BEGIN
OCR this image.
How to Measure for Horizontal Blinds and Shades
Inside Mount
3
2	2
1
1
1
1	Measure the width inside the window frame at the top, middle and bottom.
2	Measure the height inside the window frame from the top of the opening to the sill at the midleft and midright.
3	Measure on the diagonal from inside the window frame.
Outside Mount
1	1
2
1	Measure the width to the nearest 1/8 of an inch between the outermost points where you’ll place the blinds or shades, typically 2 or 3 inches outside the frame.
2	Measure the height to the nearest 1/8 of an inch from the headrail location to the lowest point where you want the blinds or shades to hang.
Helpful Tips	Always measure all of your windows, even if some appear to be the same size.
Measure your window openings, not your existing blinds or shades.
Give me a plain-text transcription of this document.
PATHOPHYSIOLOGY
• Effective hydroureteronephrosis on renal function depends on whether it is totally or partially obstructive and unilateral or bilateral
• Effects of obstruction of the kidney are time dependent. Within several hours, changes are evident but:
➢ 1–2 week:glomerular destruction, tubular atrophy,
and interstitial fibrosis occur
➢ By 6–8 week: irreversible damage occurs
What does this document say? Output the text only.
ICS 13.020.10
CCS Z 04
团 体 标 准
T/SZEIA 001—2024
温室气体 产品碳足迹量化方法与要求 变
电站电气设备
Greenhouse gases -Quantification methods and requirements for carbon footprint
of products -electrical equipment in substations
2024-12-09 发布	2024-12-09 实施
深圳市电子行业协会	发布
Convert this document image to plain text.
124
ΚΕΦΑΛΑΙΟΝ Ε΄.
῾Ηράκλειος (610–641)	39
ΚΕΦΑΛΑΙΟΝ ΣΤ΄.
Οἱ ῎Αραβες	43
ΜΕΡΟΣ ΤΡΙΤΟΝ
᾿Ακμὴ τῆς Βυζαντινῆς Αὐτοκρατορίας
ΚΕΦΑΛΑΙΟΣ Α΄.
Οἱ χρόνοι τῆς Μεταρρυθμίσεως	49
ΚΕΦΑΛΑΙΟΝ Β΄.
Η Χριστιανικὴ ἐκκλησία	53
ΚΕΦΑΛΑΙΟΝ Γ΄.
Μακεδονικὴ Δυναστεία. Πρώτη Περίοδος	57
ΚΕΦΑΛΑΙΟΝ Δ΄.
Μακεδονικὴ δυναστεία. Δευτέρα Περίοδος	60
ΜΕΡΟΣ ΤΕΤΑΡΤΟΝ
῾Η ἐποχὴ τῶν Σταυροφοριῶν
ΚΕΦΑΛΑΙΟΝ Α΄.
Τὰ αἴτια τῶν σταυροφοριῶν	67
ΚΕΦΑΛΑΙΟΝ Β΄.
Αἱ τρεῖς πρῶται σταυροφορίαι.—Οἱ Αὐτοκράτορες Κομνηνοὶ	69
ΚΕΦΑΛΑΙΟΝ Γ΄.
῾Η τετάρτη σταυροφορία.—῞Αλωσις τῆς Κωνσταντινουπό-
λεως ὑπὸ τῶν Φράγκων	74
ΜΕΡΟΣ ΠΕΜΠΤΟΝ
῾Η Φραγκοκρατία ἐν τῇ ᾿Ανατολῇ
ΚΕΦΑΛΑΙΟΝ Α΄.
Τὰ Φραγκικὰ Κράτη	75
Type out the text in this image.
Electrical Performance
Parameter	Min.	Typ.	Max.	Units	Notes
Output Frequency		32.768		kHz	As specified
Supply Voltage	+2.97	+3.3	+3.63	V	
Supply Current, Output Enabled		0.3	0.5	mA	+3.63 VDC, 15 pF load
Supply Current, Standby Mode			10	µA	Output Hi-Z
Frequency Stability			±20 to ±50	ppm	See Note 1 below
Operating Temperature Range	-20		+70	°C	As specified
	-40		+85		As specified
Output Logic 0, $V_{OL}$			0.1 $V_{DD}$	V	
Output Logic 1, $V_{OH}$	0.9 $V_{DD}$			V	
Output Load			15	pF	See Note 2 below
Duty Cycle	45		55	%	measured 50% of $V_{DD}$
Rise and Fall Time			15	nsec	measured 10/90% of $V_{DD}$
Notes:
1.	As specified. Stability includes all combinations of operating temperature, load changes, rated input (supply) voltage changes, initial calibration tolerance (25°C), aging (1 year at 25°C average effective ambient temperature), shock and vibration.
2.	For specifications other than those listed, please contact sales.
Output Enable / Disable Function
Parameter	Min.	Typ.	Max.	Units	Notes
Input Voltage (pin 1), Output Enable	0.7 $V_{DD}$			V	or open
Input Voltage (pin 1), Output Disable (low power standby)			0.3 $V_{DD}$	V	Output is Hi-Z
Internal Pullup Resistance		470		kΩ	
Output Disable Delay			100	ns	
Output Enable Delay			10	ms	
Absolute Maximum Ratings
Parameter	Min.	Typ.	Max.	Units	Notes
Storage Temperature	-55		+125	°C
END
SET TASK. Read the entries and select each line where the word "height" is found.

ANSWER TO THIS PROBLEM.
2	Measure the height inside the window frame from the top of the opening to the sill at the midleft and midright.
2	Measure the height to the nearest 1/8 of an inch from the headrail location to the lowest point where you want the blinds or shades to hang.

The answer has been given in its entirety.